● **Task data**
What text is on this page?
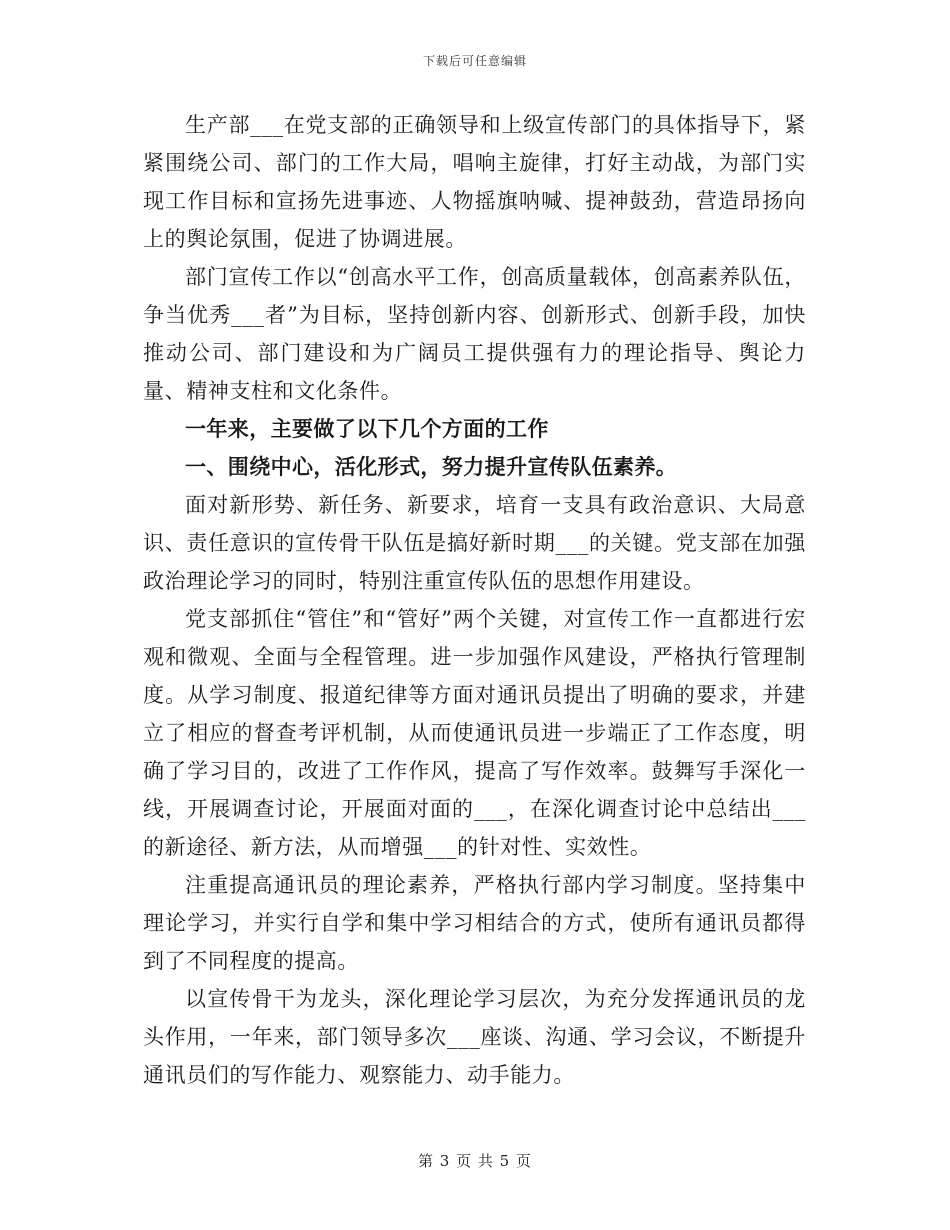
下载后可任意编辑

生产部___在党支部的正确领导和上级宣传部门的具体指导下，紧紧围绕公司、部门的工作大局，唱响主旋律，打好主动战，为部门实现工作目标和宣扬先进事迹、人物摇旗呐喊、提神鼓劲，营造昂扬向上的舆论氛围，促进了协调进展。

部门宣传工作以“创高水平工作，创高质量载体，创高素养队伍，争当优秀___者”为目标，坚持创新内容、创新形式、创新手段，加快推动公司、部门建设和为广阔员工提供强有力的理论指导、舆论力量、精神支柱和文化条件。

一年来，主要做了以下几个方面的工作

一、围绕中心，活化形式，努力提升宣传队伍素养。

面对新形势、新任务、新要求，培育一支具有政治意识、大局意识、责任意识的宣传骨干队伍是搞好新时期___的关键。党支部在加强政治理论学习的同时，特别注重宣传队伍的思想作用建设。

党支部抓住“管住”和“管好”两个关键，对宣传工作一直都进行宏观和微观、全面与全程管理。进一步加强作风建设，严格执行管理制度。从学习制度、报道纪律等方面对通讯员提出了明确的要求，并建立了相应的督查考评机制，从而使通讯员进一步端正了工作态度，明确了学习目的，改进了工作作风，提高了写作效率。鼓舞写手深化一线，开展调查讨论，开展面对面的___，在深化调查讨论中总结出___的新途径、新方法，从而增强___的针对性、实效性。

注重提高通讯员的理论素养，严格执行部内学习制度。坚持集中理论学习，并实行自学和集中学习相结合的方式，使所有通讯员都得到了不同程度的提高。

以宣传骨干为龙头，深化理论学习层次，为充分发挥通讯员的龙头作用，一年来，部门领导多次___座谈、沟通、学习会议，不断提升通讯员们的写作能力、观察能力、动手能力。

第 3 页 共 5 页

● **Required work**
Will you set down the records word for word while leaving out every picture?

● **Exercise output**
What text is on this page?
下载后可任意编辑

生产部___在党支部的正确领导和上级宣传部门的具体指导下，紧紧围绕公司、部门的工作大局，唱响主旋律，打好主动战，为部门实现工作目标和宣扬先进事迹、人物摇旗呐喊、提神鼓劲，营造昂扬向上的舆论氛围，促进了协调进展。

部门宣传工作以“创高水平工作，创高质量载体，创高素养队伍，争当优秀___者”为目标，坚持创新内容、创新形式、创新手段，加快推动公司、部门建设和为广阔员工提供强有力的理论指导、舆论力量、精神支柱和文化条件。

一年来，主要做了以下几个方面的工作

一、围绕中心，活化形式，努力提升宣传队伍素养。

面对新形势、新任务、新要求，培育一支具有政治意识、大局意识、责任意识的宣传骨干队伍是搞好新时期___的关键。党支部在加强政治理论学习的同时，特别注重宣传队伍的思想作用建设。

党支部抓住“管住”和“管好”两个关键，对宣传工作一直都进行宏观和微观、全面与全程管理。进一步加强作风建设，严格执行管理制度。从学习制度、报道纪律等方面对通讯员提出了明确的要求，并建立了相应的督查考评机制，从而使通讯员进一步端正了工作态度，明确了学习目的，改进了工作作风，提高了写作效率。鼓舞写手深化一线，开展调查讨论，开展面对面的___，在深化调查讨论中总结出___的新途径、新方法，从而增强___的针对性、实效性。

注重提高通讯员的理论素养，严格执行部内学习制度。坚持集中理论学习，并实行自学和集中学习相结合的方式，使所有通讯员都得到了不同程度的提高。

以宣传骨干为龙头，深化理论学习层次，为充分发挥通讯员的龙头作用，一年来，部门领导多次___座谈、沟通、学习会议，不断提升通讯员们的写作能力、观察能力、动手能力。

第 3 页 共 5 页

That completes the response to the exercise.